Exercise instructions: Every line of the data that contains the string "name" must be copied.

>> Start Supplied entries

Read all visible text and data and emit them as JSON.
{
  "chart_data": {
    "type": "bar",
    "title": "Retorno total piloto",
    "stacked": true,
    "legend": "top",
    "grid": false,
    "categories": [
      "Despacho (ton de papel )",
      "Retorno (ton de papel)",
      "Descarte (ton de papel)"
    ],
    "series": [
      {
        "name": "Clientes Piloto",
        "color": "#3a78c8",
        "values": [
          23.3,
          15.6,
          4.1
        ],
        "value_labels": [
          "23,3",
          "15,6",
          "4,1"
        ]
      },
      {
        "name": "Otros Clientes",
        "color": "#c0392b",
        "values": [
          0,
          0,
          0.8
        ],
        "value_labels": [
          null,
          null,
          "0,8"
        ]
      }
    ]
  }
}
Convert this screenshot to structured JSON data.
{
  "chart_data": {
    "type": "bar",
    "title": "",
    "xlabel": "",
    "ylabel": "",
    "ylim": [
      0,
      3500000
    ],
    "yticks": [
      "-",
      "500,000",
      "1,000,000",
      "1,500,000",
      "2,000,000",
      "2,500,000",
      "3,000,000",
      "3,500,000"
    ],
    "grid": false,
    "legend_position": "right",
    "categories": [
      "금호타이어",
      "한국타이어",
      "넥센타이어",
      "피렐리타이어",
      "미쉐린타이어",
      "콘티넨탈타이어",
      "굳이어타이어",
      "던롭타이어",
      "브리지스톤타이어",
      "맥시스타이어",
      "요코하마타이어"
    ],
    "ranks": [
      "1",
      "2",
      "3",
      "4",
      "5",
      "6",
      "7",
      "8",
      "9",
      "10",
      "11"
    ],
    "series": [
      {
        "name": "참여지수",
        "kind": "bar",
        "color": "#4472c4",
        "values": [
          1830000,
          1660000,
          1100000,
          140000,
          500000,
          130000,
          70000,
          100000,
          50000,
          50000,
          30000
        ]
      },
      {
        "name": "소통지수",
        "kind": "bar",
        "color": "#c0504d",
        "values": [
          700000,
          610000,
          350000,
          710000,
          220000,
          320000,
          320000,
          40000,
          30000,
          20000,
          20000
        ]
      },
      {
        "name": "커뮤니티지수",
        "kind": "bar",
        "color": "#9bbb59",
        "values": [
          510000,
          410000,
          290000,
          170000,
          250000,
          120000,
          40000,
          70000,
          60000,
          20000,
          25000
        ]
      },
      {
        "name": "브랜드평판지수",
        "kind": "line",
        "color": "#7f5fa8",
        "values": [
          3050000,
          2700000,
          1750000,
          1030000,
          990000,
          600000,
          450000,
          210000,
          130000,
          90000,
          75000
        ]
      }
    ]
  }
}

>> End Supplied entries

Written solution:
        "name": "Clientes Piloto",
        "name": "Otros Clientes",
        "name": "참여지수",
        "name": "소통지수",
        "name": "커뮤니티지수",
        "name": "브랜드평판지수",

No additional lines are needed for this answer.